A block of data
»»

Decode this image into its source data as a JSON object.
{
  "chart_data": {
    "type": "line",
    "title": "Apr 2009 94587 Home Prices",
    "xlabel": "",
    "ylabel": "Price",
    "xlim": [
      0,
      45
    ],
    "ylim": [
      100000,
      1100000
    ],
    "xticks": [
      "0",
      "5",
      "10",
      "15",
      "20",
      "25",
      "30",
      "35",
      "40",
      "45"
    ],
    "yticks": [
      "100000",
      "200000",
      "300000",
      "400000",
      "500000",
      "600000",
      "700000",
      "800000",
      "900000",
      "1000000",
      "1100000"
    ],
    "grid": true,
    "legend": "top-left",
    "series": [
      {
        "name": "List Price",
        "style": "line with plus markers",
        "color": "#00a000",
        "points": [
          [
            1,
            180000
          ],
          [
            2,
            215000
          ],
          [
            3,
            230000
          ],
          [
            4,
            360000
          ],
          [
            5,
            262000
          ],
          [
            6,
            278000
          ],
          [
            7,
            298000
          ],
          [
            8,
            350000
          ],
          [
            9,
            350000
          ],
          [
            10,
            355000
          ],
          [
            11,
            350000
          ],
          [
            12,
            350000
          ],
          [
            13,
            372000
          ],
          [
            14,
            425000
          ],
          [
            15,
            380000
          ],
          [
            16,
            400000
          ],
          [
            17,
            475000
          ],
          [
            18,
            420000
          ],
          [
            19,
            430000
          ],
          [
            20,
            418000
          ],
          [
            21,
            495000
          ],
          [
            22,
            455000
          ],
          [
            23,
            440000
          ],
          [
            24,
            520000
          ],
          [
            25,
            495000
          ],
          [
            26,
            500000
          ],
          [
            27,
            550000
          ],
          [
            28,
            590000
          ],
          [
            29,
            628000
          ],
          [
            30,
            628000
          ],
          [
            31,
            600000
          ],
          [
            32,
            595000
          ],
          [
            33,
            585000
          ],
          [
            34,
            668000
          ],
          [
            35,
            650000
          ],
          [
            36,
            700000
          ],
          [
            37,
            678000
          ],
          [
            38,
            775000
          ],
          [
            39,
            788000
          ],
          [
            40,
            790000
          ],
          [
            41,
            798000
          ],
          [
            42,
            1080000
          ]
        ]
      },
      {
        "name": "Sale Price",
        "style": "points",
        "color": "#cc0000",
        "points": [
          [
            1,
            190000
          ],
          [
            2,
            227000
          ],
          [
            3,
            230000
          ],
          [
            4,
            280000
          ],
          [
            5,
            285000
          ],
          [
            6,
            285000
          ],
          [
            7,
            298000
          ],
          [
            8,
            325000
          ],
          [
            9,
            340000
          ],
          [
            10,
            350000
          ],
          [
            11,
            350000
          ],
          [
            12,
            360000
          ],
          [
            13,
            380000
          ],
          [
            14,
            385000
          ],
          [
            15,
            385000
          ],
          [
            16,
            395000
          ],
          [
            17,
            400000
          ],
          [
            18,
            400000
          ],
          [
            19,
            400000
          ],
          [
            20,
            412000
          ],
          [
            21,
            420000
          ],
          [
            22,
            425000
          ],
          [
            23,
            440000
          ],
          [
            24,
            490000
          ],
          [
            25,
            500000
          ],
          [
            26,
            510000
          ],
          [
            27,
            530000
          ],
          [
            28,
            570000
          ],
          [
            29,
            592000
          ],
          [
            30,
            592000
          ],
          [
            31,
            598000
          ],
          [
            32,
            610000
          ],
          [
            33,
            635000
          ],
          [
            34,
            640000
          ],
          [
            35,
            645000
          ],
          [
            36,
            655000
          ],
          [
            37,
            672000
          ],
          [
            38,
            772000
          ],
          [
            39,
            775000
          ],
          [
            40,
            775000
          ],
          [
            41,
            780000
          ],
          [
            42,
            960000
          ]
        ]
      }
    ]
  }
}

««

Directions:
Retype the material in full, character for character.

Correct output:
Decode this image into its source data as a JSON object.
{
  "chart_data": {
    "type": "line",
    "title": "Apr 2009 94587 Home Prices",
    "xlabel": "",
    "ylabel": "Price",
    "xlim": [
      0,
      45
    ],
    "ylim": [
      100000,
      1100000
    ],
    "xticks": [
      "0",
      "5",
      "10",
      "15",
      "20",
      "25",
      "30",
      "35",
      "40",
      "45"
    ],
    "yticks": [
      "100000",
      "200000",
      "300000",
      "400000",
      "500000",
      "600000",
      "700000",
      "800000",
      "900000",
      "1000000",
      "1100000"
    ],
    "grid": true,
    "legend": "top-left",
    "series": [
      {
        "name": "List Price",
        "style": "line with plus markers",
        "color": "#00a000",
        "points": [
          [
            1,
            180000
          ],
          [
            2,
            215000
          ],
          [
            3,
            230000
          ],
          [
            4,
            360000
          ],
          [
            5,
            262000
          ],
          [
            6,
            278000
          ],
          [
            7,
            298000
          ],
          [
            8,
            350000
          ],
          [
            9,
            350000
          ],
          [
            10,
            355000
          ],
          [
            11,
            350000
          ],
          [
            12,
            350000
          ],
          [
            13,
            372000
          ],
          [
            14,
            425000
          ],
          [
            15,
            380000
          ],
          [
            16,
            400000
          ],
          [
            17,
            475000
          ],
          [
            18,
            420000
          ],
          [
            19,
            430000
          ],
          [
            20,
            418000
          ],
          [
            21,
            495000
          ],
          [
            22,
            455000
          ],
          [
            23,
            440000
          ],
          [
            24,
            520000
          ],
          [
            25,
            495000
          ],
          [
            26,
            500000
          ],
          [
            27,
            550000
          ],
          [
            28,
            590000
          ],
          [
            29,
            628000
          ],
          [
            30,
            628000
          ],
          [
            31,
            600000
          ],
          [
            32,
            595000
          ],
          [
            33,
            585000
          ],
          [
            34,
            668000
          ],
          [
            35,
            650000
          ],
          [
            36,
            700000
          ],
          [
            37,
            678000
          ],
          [
            38,
            775000
          ],
          [
            39,
            788000
          ],
          [
            40,
            790000
          ],
          [
            41,
            798000
          ],
          [
            42,
            1080000
          ]
        ]
      },
      {
        "name": "Sale Price",
        "style": "points",
        "color": "#cc0000",
        "points": [
          [
            1,
            190000
          ],
          [
            2,
            227000
          ],
          [
            3,
            230000
          ],
          [
            4,
            280000
          ],
          [
            5,
            285000
          ],
          [
            6,
            285000
          ],
          [
            7,
            298000
          ],
          [
            8,
            325000
          ],
          [
            9,
            340000
          ],
          [
            10,
            350000
          ],
          [
            11,
            350000
          ],
          [
            12,
            360000
          ],
          [
            13,
            380000
          ],
          [
            14,
            385000
          ],
          [
            15,
            385000
          ],
          [
            16,
            395000
          ],
          [
            17,
            400000
          ],
          [
            18,
            400000
          ],
          [
            19,
            400000
          ],
          [
            20,
            412000
          ],
          [
            21,
            420000
          ],
          [
            22,
            425000
          ],
          [
            23,
            440000
          ],
          [
            24,
            490000
          ],
          [
            25,
            500000
          ],
          [
            26,
            510000
          ],
          [
            27,
            530000
          ],
          [
            28,
            570000
          ],
          [
            29,
            592000
          ],
          [
            30,
            592000
          ],
          [
            31,
            598000
          ],
          [
            32,
            610000
          ],
          [
            33,
            635000
          ],
          [
            34,
            640000
          ],
          [
            35,
            645000
          ],
          [
            36,
            655000
          ],
          [
            37,
            672000
          ],
          [
            38,
            772000
          ],
          [
            39,
            775000
          ],
          [
            40,
            775000
          ],
          [
            41,
            780000
          ],
          [
            42,
            960000
          ]
        ]
      }
    ]
  }
}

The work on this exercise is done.